▸ Task details
Restate the material word for word and leave out anything that is a picture.
* start *
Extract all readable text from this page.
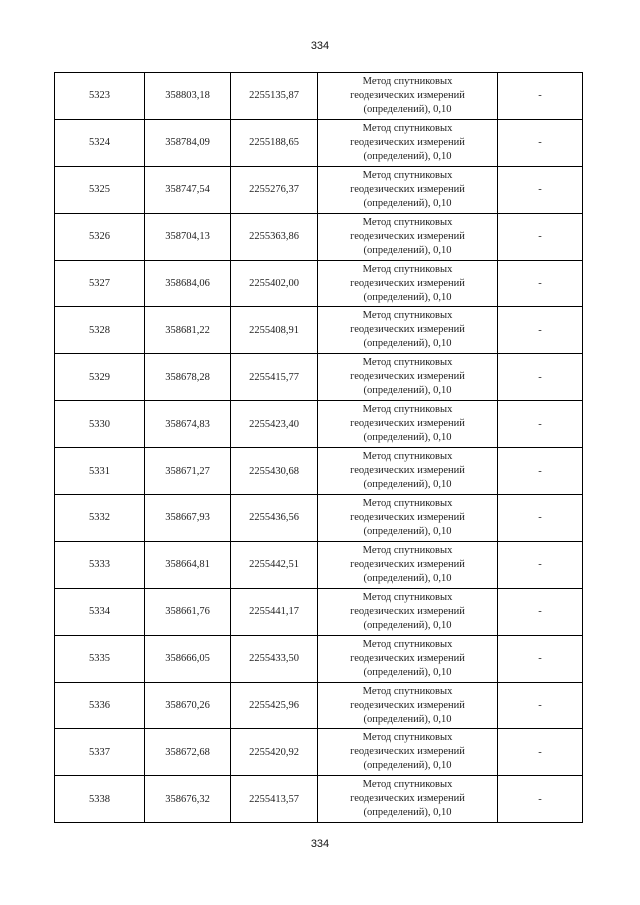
334
5323	358803,18	2255135,87	Метод спутниковых
геодезических измерений
(определений), 0,10	-
5324	358784,09	2255188,65	Метод спутниковых
геодезических измерений
(определений), 0,10	-
5325	358747,54	2255276,37	Метод спутниковых
геодезических измерений
(определений), 0,10	-
5326	358704,13	2255363,86	Метод спутниковых
геодезических измерений
(определений), 0,10	-
5327	358684,06	2255402,00	Метод спутниковых
геодезических измерений
(определений), 0,10	-
5328	358681,22	2255408,91	Метод спутниковых
геодезических измерений
(определений), 0,10	-
5329	358678,28	2255415,77	Метод спутниковых
геодезических измерений
(определений), 0,10	-
5330	358674,83	2255423,40	Метод спутниковых
геодезических измерений
(определений), 0,10	-
5331	358671,27	2255430,68	Метод спутниковых
геодезических измерений
(определений), 0,10	-
5332	358667,93	2255436,56	Метод спутниковых
геодезических измерений
(определений), 0,10	-
5333	358664,81	2255442,51	Метод спутниковых
геодезических измерений
(определений), 0,10	-
5334	358661,76	2255441,17	Метод спутниковых
геодезических измерений
(определений), 0,10	-
5335	358666,05	2255433,50	Метод спутниковых
геодезических измерений
(определений), 0,10	-
5336	358670,26	2255425,96	Метод спутниковых
геодезических измерений
(определений), 0,10	-
5337	358672,68	2255420,92	Метод спутниковых
геодезических измерений
(определений), 0,10	-
5338	358676,32	2255413,57	Метод спутниковых
геодезических измерений
(определений), 0,10	-
334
* end *
▸ Response to the exercise
Extract all readable text from this page.
334
5323	358803,18	2255135,87	Метод спутниковых
геодезических измерений
(определений), 0,10	-
5324	358784,09	2255188,65	Метод спутниковых
геодезических измерений
(определений), 0,10	-
5325	358747,54	2255276,37	Метод спутниковых
геодезических измерений
(определений), 0,10	-
5326	358704,13	2255363,86	Метод спутниковых
геодезических измерений
(определений), 0,10	-
5327	358684,06	2255402,00	Метод спутниковых
геодезических измерений
(определений), 0,10	-
5328	358681,22	2255408,91	Метод спутниковых
геодезических измерений
(определений), 0,10	-
5329	358678,28	2255415,77	Метод спутниковых
геодезических измерений
(определений), 0,10	-
5330	358674,83	2255423,40	Метод спутниковых
геодезических измерений
(определений), 0,10	-
5331	358671,27	2255430,68	Метод спутниковых
геодезических измерений
(определений), 0,10	-
5332	358667,93	2255436,56	Метод спутниковых
геодезических измерений
(определений), 0,10	-
5333	358664,81	2255442,51	Метод спутниковых
геодезических измерений
(определений), 0,10	-
5334	358661,76	2255441,17	Метод спутниковых
геодезических измерений
(определений), 0,10	-
5335	358666,05	2255433,50	Метод спутниковых
геодезических измерений
(определений), 0,10	-
5336	358670,26	2255425,96	Метод спутниковых
геодезических измерений
(определений), 0,10	-
5337	358672,68	2255420,92	Метод спутниковых
геодезических измерений
(определений), 0,10	-
5338	358676,32	2255413,57	Метод спутниковых
геодезических измерений
(определений), 0,10	-
334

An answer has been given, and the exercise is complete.